## [WORK REQUIRED]
Faithfully return all lines, omitting every embedded picture.

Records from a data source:
----------
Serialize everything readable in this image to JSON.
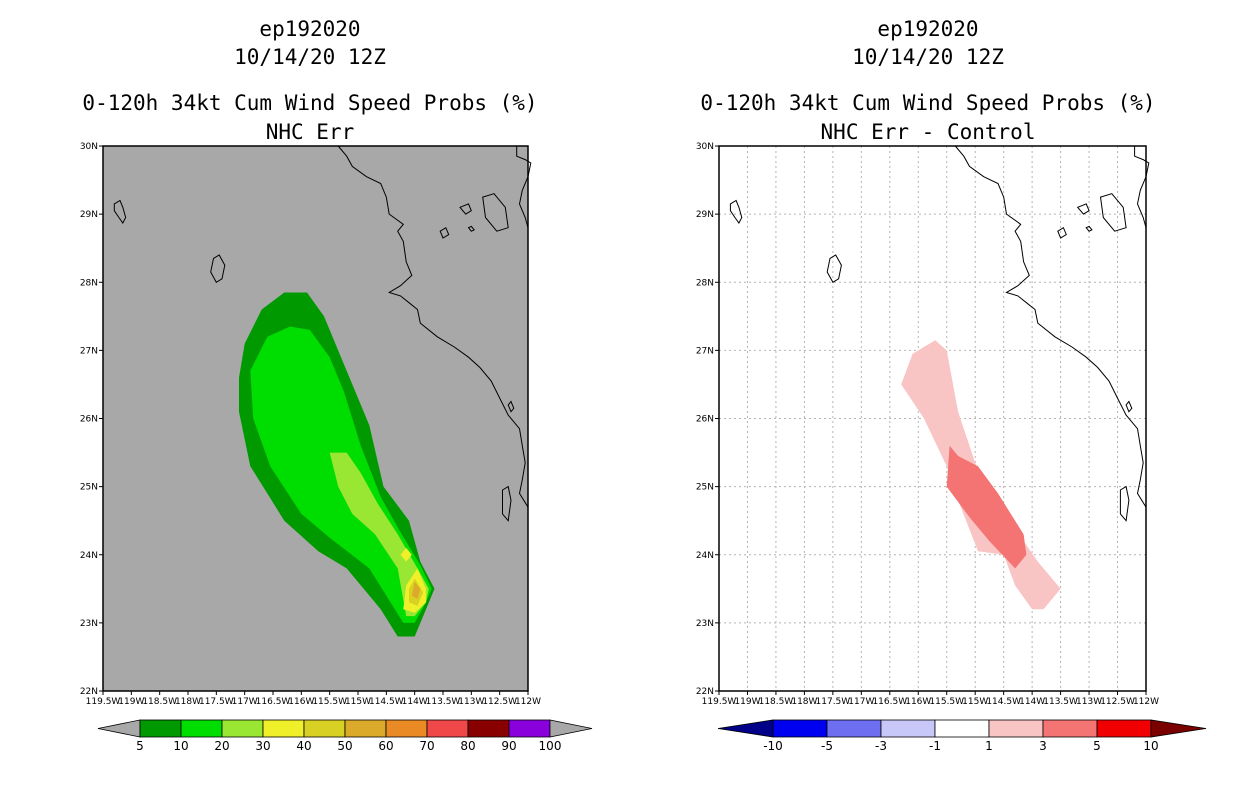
{
  "panels": [
    {
      "id": "left",
      "title_lines": [
        "ep192020",
        "10/14/20 12Z",
        "0-120h 34kt Cum Wind Speed Probs (%)",
        "NHC Err"
      ],
      "background": "#a8a8a8",
      "colorbar": {
        "labels": [
          "5",
          "10",
          "20",
          "30",
          "40",
          "50",
          "60",
          "70",
          "80",
          "90",
          "100"
        ],
        "colors": [
          "#009900",
          "#00dd00",
          "#99e633",
          "#f0f02a",
          "#d9d024",
          "#dcaa2a",
          "#ea8a24",
          "#f04848",
          "#880000",
          "#8a00dd"
        ],
        "under_color": "#a8a8a8",
        "over_color": "#a8a8a8"
      }
    },
    {
      "id": "right",
      "title_lines": [
        "ep192020",
        "10/14/20 12Z",
        "0-120h 34kt Cum Wind Speed Probs (%)",
        "NHC Err - Control"
      ],
      "background": "#ffffff",
      "colorbar": {
        "labels": [
          "-10",
          "-5",
          "-3",
          "-1",
          "1",
          "3",
          "5",
          "10"
        ],
        "colors": [
          "#0000f0",
          "#6e6ef0",
          "#c8c8f8",
          "#ffffff",
          "#f8c4c4",
          "#f47474",
          "#f00000"
        ],
        "under_color": "#000088",
        "over_color": "#7a0000"
      }
    }
  ],
  "axes": {
    "lat_labels": [
      "30N",
      "29N",
      "28N",
      "27N",
      "26N",
      "25N",
      "24N",
      "23N",
      "22N"
    ],
    "lon_labels": [
      "119.5W",
      "119W",
      "118.5W",
      "118W",
      "117.5W",
      "117W",
      "116.5W",
      "116W",
      "115.5W",
      "115W",
      "114.5W",
      "114W",
      "113.5W",
      "113W",
      "112.5W",
      "112W"
    ]
  },
  "chart_data": [
    {
      "type": "contour-map",
      "title": "0-120h 34kt Cum Wind Speed Probs (%)",
      "subtitle": "NHC Err",
      "storm": "ep192020",
      "time": "10/14/20 12Z",
      "units": "%",
      "levels": [
        5,
        10,
        20,
        30,
        40,
        50,
        60,
        70,
        80,
        90,
        100
      ],
      "xlim": [
        -119.5,
        -112
      ],
      "ylim": [
        22,
        30
      ],
      "regions": [
        {
          "level": 5,
          "color": "#009900",
          "polygon": [
            [
              -114.3,
              22.8
            ],
            [
              -114.0,
              22.8
            ],
            [
              -113.8,
              23.2
            ],
            [
              -113.65,
              23.5
            ],
            [
              -113.9,
              23.9
            ],
            [
              -114.1,
              24.5
            ],
            [
              -114.55,
              25.0
            ],
            [
              -114.8,
              25.9
            ],
            [
              -115.3,
              26.9
            ],
            [
              -115.6,
              27.5
            ],
            [
              -115.9,
              27.85
            ],
            [
              -116.3,
              27.85
            ],
            [
              -116.7,
              27.6
            ],
            [
              -117.0,
              27.1
            ],
            [
              -117.1,
              26.6
            ],
            [
              -117.1,
              26.1
            ],
            [
              -116.9,
              25.3
            ],
            [
              -116.3,
              24.5
            ],
            [
              -115.7,
              24.05
            ],
            [
              -115.2,
              23.8
            ],
            [
              -114.6,
              23.2
            ]
          ]
        },
        {
          "level": 10,
          "color": "#00dd00",
          "polygon": [
            [
              -114.2,
              23.0
            ],
            [
              -114.0,
              23.0
            ],
            [
              -113.8,
              23.3
            ],
            [
              -113.7,
              23.5
            ],
            [
              -113.9,
              23.85
            ],
            [
              -114.3,
              24.4
            ],
            [
              -114.6,
              24.85
            ],
            [
              -114.95,
              25.6
            ],
            [
              -115.25,
              26.4
            ],
            [
              -115.5,
              26.9
            ],
            [
              -115.85,
              27.3
            ],
            [
              -116.2,
              27.35
            ],
            [
              -116.6,
              27.2
            ],
            [
              -116.9,
              26.7
            ],
            [
              -116.85,
              26.0
            ],
            [
              -116.55,
              25.3
            ],
            [
              -116.0,
              24.6
            ],
            [
              -115.5,
              24.25
            ],
            [
              -114.8,
              23.8
            ],
            [
              -114.5,
              23.4
            ]
          ]
        },
        {
          "level": 20,
          "color": "#99e633",
          "polygon": [
            [
              -114.15,
              23.1
            ],
            [
              -114.0,
              23.1
            ],
            [
              -113.8,
              23.3
            ],
            [
              -113.75,
              23.5
            ],
            [
              -113.95,
              23.8
            ],
            [
              -114.3,
              24.3
            ],
            [
              -114.65,
              24.75
            ],
            [
              -114.95,
              25.2
            ],
            [
              -115.2,
              25.5
            ],
            [
              -115.5,
              25.5
            ],
            [
              -115.35,
              25.0
            ],
            [
              -115.1,
              24.6
            ],
            [
              -114.7,
              24.3
            ],
            [
              -114.3,
              23.8
            ]
          ]
        },
        {
          "level": 30,
          "color": "#f0f02a",
          "polygon": [
            [
              -114.2,
              23.2
            ],
            [
              -114.0,
              23.15
            ],
            [
              -113.8,
              23.3
            ],
            [
              -113.8,
              23.5
            ],
            [
              -113.95,
              23.8
            ],
            [
              -114.15,
              23.55
            ]
          ]
        },
        {
          "level": 40,
          "color": "#d9d024",
          "polygon": [
            [
              -114.1,
              23.3
            ],
            [
              -113.95,
              23.25
            ],
            [
              -113.85,
              23.45
            ],
            [
              -114.0,
              23.65
            ],
            [
              -114.1,
              23.5
            ]
          ]
        },
        {
          "level": 50,
          "color": "#dcaa2a",
          "polygon": [
            [
              -114.05,
              23.4
            ],
            [
              -113.95,
              23.35
            ],
            [
              -113.9,
              23.5
            ],
            [
              -114.0,
              23.6
            ]
          ]
        },
        {
          "level": 30,
          "color": "#f0f02a",
          "polygon": [
            [
              -114.25,
              24.0
            ],
            [
              -114.15,
              23.9
            ],
            [
              -114.05,
              24.0
            ],
            [
              -114.15,
              24.1
            ]
          ]
        }
      ]
    },
    {
      "type": "contour-map",
      "title": "0-120h 34kt Cum Wind Speed Probs (%)",
      "subtitle": "NHC Err - Control",
      "storm": "ep192020",
      "time": "10/14/20 12Z",
      "units": "%",
      "levels": [
        -10,
        -5,
        -3,
        -1,
        1,
        3,
        5,
        10
      ],
      "xlim": [
        -119.5,
        -112
      ],
      "ylim": [
        22,
        30
      ],
      "regions": [
        {
          "level": 1,
          "color": "#f8c4c4",
          "polygon": [
            [
              -113.5,
              23.5
            ],
            [
              -113.8,
              23.2
            ],
            [
              -114.0,
              23.2
            ],
            [
              -114.3,
              23.55
            ],
            [
              -114.5,
              24.0
            ],
            [
              -114.95,
              24.05
            ],
            [
              -115.3,
              24.8
            ],
            [
              -115.5,
              25.3
            ],
            [
              -115.9,
              26.0
            ],
            [
              -116.3,
              26.5
            ],
            [
              -116.1,
              26.95
            ],
            [
              -115.7,
              27.15
            ],
            [
              -115.5,
              27.0
            ],
            [
              -115.3,
              26.1
            ],
            [
              -114.9,
              25.1
            ],
            [
              -114.4,
              24.5
            ],
            [
              -113.9,
              23.9
            ]
          ]
        },
        {
          "level": 3,
          "color": "#f47474",
          "polygon": [
            [
              -114.3,
              23.8
            ],
            [
              -114.1,
              24.0
            ],
            [
              -114.15,
              24.3
            ],
            [
              -114.6,
              24.9
            ],
            [
              -114.95,
              25.3
            ],
            [
              -115.3,
              25.45
            ],
            [
              -115.45,
              25.6
            ],
            [
              -115.5,
              25.0
            ],
            [
              -115.1,
              24.55
            ],
            [
              -114.75,
              24.2
            ]
          ]
        }
      ]
    }
  ]
}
----------
## [COMPLETE OUTPUT]
Serialize everything readable in this image to JSON.
{
  "panels": [
    {
      "id": "left",
      "title_lines": [
        "ep192020",
        "10/14/20 12Z",
        "0-120h 34kt Cum Wind Speed Probs (%)",
        "NHC Err"
      ],
      "background": "#a8a8a8",
      "colorbar": {
        "labels": [
          "5",
          "10",
          "20",
          "30",
          "40",
          "50",
          "60",
          "70",
          "80",
          "90",
          "100"
        ],
        "colors": [
          "#009900",
          "#00dd00",
          "#99e633",
          "#f0f02a",
          "#d9d024",
          "#dcaa2a",
          "#ea8a24",
          "#f04848",
          "#880000",
          "#8a00dd"
        ],
        "under_color": "#a8a8a8",
        "over_color": "#a8a8a8"
      }
    },
    {
      "id": "right",
      "title_lines": [
        "ep192020",
        "10/14/20 12Z",
        "0-120h 34kt Cum Wind Speed Probs (%)",
        "NHC Err - Control"
      ],
      "background": "#ffffff",
      "colorbar": {
        "labels": [
          "-10",
          "-5",
          "-3",
          "-1",
          "1",
          "3",
          "5",
          "10"
        ],
        "colors": [
          "#0000f0",
          "#6e6ef0",
          "#c8c8f8",
          "#ffffff",
          "#f8c4c4",
          "#f47474",
          "#f00000"
        ],
        "under_color": "#000088",
        "over_color": "#7a0000"
      }
    }
  ],
  "axes": {
    "lat_labels": [
      "30N",
      "29N",
      "28N",
      "27N",
      "26N",
      "25N",
      "24N",
      "23N",
      "22N"
    ],
    "lon_labels": [
      "119.5W",
      "119W",
      "118.5W",
      "118W",
      "117.5W",
      "117W",
      "116.5W",
      "116W",
      "115.5W",
      "115W",
      "114.5W",
      "114W",
      "113.5W",
      "113W",
      "112.5W",
      "112W"
    ]
  },
  "chart_data": [
    {
      "type": "contour-map",
      "title": "0-120h 34kt Cum Wind Speed Probs (%)",
      "subtitle": "NHC Err",
      "storm": "ep192020",
      "time": "10/14/20 12Z",
      "units": "%",
      "levels": [
        5,
        10,
        20,
        30,
        40,
        50,
        60,
        70,
        80,
        90,
        100
      ],
      "xlim": [
        -119.5,
        -112
      ],
      "ylim": [
        22,
        30
      ],
      "regions": [
        {
          "level": 5,
          "color": "#009900",
          "polygon": [
            [
              -114.3,
              22.8
            ],
            [
              -114.0,
              22.8
            ],
            [
              -113.8,
              23.2
            ],
            [
              -113.65,
              23.5
            ],
            [
              -113.9,
              23.9
            ],
            [
              -114.1,
              24.5
            ],
            [
              -114.55,
              25.0
            ],
            [
              -114.8,
              25.9
            ],
            [
              -115.3,
              26.9
            ],
            [
              -115.6,
              27.5
            ],
            [
              -115.9,
              27.85
            ],
            [
              -116.3,
              27.85
            ],
            [
              -116.7,
              27.6
            ],
            [
              -117.0,
              27.1
            ],
            [
              -117.1,
              26.6
            ],
            [
              -117.1,
              26.1
            ],
            [
              -116.9,
              25.3
            ],
            [
              -116.3,
              24.5
            ],
            [
              -115.7,
              24.05
            ],
            [
              -115.2,
              23.8
            ],
            [
              -114.6,
              23.2
            ]
          ]
        },
        {
          "level": 10,
          "color": "#00dd00",
          "polygon": [
            [
              -114.2,
              23.0
            ],
            [
              -114.0,
              23.0
            ],
            [
              -113.8,
              23.3
            ],
            [
              -113.7,
              23.5
            ],
            [
              -113.9,
              23.85
            ],
            [
              -114.3,
              24.4
            ],
            [
              -114.6,
              24.85
            ],
            [
              -114.95,
              25.6
            ],
            [
              -115.25,
              26.4
            ],
            [
              -115.5,
              26.9
            ],
            [
              -115.85,
              27.3
            ],
            [
              -116.2,
              27.35
            ],
            [
              -116.6,
              27.2
            ],
            [
              -116.9,
              26.7
            ],
            [
              -116.85,
              26.0
            ],
            [
              -116.55,
              25.3
            ],
            [
              -116.0,
              24.6
            ],
            [
              -115.5,
              24.25
            ],
            [
              -114.8,
              23.8
            ],
            [
              -114.5,
              23.4
            ]
          ]
        },
        {
          "level": 20,
          "color": "#99e633",
          "polygon": [
            [
              -114.15,
              23.1
            ],
            [
              -114.0,
              23.1
            ],
            [
              -113.8,
              23.3
            ],
            [
              -113.75,
              23.5
            ],
            [
              -113.95,
              23.8
            ],
            [
              -114.3,
              24.3
            ],
            [
              -114.65,
              24.75
            ],
            [
              -114.95,
              25.2
            ],
            [
              -115.2,
              25.5
            ],
            [
              -115.5,
              25.5
            ],
            [
              -115.35,
              25.0
            ],
            [
              -115.1,
              24.6
            ],
            [
              -114.7,
              24.3
            ],
            [
              -114.3,
              23.8
            ]
          ]
        },
        {
          "level": 30,
          "color": "#f0f02a",
          "polygon": [
            [
              -114.2,
              23.2
            ],
            [
              -114.0,
              23.15
            ],
            [
              -113.8,
              23.3
            ],
            [
              -113.8,
              23.5
            ],
            [
              -113.95,
              23.8
            ],
            [
              -114.15,
              23.55
            ]
          ]
        },
        {
          "level": 40,
          "color": "#d9d024",
          "polygon": [
            [
              -114.1,
              23.3
            ],
            [
              -113.95,
              23.25
            ],
            [
              -113.85,
              23.45
            ],
            [
              -114.0,
              23.65
            ],
            [
              -114.1,
              23.5
            ]
          ]
        },
        {
          "level": 50,
          "color": "#dcaa2a",
          "polygon": [
            [
              -114.05,
              23.4
            ],
            [
              -113.95,
              23.35
            ],
            [
              -113.9,
              23.5
            ],
            [
              -114.0,
              23.6
            ]
          ]
        },
        {
          "level": 30,
          "color": "#f0f02a",
          "polygon": [
            [
              -114.25,
              24.0
            ],
            [
              -114.15,
              23.9
            ],
            [
              -114.05,
              24.0
            ],
            [
              -114.15,
              24.1
            ]
          ]
        }
      ]
    },
    {
      "type": "contour-map",
      "title": "0-120h 34kt Cum Wind Speed Probs (%)",
      "subtitle": "NHC Err - Control",
      "storm": "ep192020",
      "time": "10/14/20 12Z",
      "units": "%",
      "levels": [
        -10,
        -5,
        -3,
        -1,
        1,
        3,
        5,
        10
      ],
      "xlim": [
        -119.5,
        -112
      ],
      "ylim": [
        22,
        30
      ],
      "regions": [
        {
          "level": 1,
          "color": "#f8c4c4",
          "polygon": [
            [
              -113.5,
              23.5
            ],
            [
              -113.8,
              23.2
            ],
            [
              -114.0,
              23.2
            ],
            [
              -114.3,
              23.55
            ],
            [
              -114.5,
              24.0
            ],
            [
              -114.95,
              24.05
            ],
            [
              -115.3,
              24.8
            ],
            [
              -115.5,
              25.3
            ],
            [
              -115.9,
              26.0
            ],
            [
              -116.3,
              26.5
            ],
            [
              -116.1,
              26.95
            ],
            [
              -115.7,
              27.15
            ],
            [
              -115.5,
              27.0
            ],
            [
              -115.3,
              26.1
            ],
            [
              -114.9,
              25.1
            ],
            [
              -114.4,
              24.5
            ],
            [
              -113.9,
              23.9
            ]
          ]
        },
        {
          "level": 3,
          "color": "#f47474",
          "polygon": [
            [
              -114.3,
              23.8
            ],
            [
              -114.1,
              24.0
            ],
            [
              -114.15,
              24.3
            ],
            [
              -114.6,
              24.9
            ],
            [
              -114.95,
              25.3
            ],
            [
              -115.3,
              25.45
            ],
            [
              -115.45,
              25.6
            ],
            [
              -115.5,
              25.0
            ],
            [
              -115.1,
              24.55
            ],
            [
              -114.75,
              24.2
            ]
          ]
        }
      ]
    }
  ]
}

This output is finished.